• [What to produce]: Count the lines in the data below that include the string "title", and give only the number.
Begin Provided entries
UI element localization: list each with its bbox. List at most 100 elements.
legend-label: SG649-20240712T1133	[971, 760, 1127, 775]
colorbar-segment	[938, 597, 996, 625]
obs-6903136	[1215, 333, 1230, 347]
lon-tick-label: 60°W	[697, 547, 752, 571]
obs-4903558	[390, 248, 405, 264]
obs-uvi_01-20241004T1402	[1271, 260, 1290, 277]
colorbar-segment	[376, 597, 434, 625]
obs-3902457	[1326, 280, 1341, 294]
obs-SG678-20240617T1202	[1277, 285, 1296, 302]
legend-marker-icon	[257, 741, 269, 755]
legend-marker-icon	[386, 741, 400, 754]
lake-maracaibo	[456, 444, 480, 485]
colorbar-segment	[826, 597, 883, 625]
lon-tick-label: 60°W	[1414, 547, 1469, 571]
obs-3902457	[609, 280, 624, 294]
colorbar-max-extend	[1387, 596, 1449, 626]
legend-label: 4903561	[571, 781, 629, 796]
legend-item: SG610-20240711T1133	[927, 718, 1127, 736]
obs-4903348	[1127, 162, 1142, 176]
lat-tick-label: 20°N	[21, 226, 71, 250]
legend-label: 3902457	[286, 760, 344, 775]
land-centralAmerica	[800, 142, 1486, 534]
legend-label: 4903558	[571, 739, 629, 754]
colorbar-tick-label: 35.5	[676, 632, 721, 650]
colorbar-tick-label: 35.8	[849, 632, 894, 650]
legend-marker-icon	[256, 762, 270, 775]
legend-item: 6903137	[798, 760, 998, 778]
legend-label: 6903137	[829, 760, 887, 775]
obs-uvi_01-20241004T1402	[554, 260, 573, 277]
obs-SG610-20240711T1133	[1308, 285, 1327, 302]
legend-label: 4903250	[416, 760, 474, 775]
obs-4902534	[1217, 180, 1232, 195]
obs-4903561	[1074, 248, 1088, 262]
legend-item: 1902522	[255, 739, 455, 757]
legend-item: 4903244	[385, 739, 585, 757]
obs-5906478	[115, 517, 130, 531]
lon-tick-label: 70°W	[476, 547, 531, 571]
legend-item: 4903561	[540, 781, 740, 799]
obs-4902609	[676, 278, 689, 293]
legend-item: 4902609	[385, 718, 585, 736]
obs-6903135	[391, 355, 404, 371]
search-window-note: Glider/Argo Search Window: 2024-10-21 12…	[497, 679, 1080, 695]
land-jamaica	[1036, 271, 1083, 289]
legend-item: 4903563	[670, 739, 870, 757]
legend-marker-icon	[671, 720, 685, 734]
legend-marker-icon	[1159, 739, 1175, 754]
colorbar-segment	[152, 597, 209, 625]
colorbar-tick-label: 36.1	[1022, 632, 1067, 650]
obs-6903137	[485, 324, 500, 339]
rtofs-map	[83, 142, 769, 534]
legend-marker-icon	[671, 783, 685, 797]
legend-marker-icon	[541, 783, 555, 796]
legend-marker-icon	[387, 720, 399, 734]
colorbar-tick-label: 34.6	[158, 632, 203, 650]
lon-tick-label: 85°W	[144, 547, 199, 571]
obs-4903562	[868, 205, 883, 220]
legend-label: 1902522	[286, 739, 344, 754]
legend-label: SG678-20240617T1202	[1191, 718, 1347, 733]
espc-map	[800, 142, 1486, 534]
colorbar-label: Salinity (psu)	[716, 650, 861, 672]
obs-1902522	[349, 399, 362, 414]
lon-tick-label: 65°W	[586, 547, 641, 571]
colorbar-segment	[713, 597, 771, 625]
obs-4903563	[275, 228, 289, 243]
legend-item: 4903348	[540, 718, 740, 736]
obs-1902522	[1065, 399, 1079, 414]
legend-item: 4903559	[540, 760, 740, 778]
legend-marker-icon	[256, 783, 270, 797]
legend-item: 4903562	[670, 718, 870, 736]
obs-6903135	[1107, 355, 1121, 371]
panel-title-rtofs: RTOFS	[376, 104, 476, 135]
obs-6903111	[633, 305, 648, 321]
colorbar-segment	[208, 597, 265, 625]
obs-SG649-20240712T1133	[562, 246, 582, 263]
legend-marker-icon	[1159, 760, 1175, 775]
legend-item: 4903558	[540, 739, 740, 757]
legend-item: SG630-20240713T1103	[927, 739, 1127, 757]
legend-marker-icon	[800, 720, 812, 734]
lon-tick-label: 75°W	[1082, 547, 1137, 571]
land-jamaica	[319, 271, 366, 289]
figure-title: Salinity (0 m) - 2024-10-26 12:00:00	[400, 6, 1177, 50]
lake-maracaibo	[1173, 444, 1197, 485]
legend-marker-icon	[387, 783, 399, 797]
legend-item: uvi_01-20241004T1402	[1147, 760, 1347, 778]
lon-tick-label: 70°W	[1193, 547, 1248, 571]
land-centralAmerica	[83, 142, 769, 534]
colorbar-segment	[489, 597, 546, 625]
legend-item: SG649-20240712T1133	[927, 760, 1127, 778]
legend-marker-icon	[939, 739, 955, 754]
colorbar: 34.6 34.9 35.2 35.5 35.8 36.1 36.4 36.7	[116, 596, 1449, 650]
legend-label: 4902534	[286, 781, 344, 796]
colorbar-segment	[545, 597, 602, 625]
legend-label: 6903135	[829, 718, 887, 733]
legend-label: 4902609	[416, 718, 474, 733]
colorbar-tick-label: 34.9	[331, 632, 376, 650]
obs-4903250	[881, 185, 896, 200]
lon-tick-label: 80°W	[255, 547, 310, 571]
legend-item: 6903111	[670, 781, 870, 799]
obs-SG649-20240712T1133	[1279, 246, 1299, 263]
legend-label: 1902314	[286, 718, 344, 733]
End Provided entries
• [Output of the task]: 2